**Data records:**

□ □ □ □ □ □ □

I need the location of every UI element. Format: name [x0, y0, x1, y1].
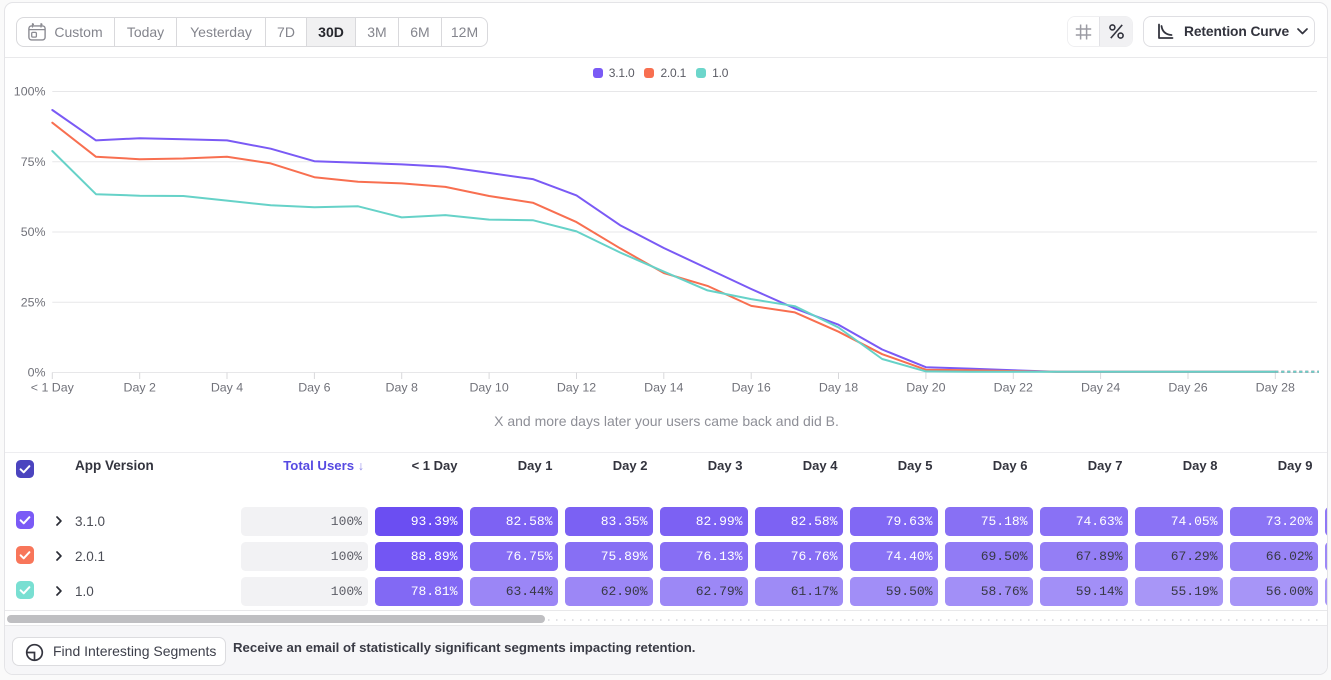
- svg-text:25%: 25%: [21, 295, 46, 309]
- svg-text:Day 2: Day 2: [124, 381, 156, 395]
- svg-text:100%: 100%: [14, 85, 46, 99]
- svg-text:Day 10: Day 10: [469, 381, 508, 395]
- svg-text:0%: 0%: [28, 366, 46, 380]
- svg-text:Day 22: Day 22: [994, 381, 1033, 395]
- svg-text:Day 4: Day 4: [211, 381, 243, 395]
- svg-text:< 1 Day: < 1 Day: [31, 381, 75, 395]
- svg-text:Day 16: Day 16: [732, 381, 771, 395]
- svg-text:Day 6: Day 6: [298, 381, 330, 395]
- svg-text:Day 26: Day 26: [1168, 381, 1207, 395]
- svg-text:50%: 50%: [21, 225, 46, 239]
- svg-text:Day 18: Day 18: [819, 381, 858, 395]
- svg-text:Day 12: Day 12: [557, 381, 596, 395]
- svg-text:Day 20: Day 20: [906, 381, 945, 395]
- svg-text:Day 24: Day 24: [1081, 381, 1120, 395]
- svg-text:Day 14: Day 14: [644, 381, 683, 395]
- svg-text:75%: 75%: [21, 155, 46, 169]
- svg-text:Day 28: Day 28: [1256, 381, 1295, 395]
- svg-text:Day 8: Day 8: [386, 381, 418, 395]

□ □ □ □ □ □ □

**Exercise prompt:** Rewrite the lines from the one containing "- svg-text:25%: 25%: [21, 295, 46, 309]" through the end of the material, inclusive, changing every "svg-text" to "chart-label" and keeping everything else the same.

**Solution to this problem:**
- chart-label:25%: 25%: [21, 295, 46, 309]
- chart-label:Day 2: Day 2: [124, 381, 156, 395]
- chart-label:100%: 100%: [14, 85, 46, 99]
- chart-label:Day 10: Day 10: [469, 381, 508, 395]
- chart-label:0%: 0%: [28, 366, 46, 380]
- chart-label:Day 22: Day 22: [994, 381, 1033, 395]
- chart-label:Day 4: Day 4: [211, 381, 243, 395]
- chart-label:< 1 Day: < 1 Day: [31, 381, 75, 395]
- chart-label:Day 16: Day 16: [732, 381, 771, 395]
- chart-label:Day 6: Day 6: [298, 381, 330, 395]
- chart-label:Day 26: Day 26: [1168, 381, 1207, 395]
- chart-label:50%: 50%: [21, 225, 46, 239]
- chart-label:Day 18: Day 18: [819, 381, 858, 395]
- chart-label:Day 12: Day 12: [557, 381, 596, 395]
- chart-label:Day 20: Day 20: [906, 381, 945, 395]
- chart-label:Day 24: Day 24: [1081, 381, 1120, 395]
- chart-label:Day 14: Day 14: [644, 381, 683, 395]
- chart-label:75%: 75%: [21, 155, 46, 169]
- chart-label:Day 28: Day 28: [1256, 381, 1295, 395]
- chart-label:Day 8: Day 8: [386, 381, 418, 395]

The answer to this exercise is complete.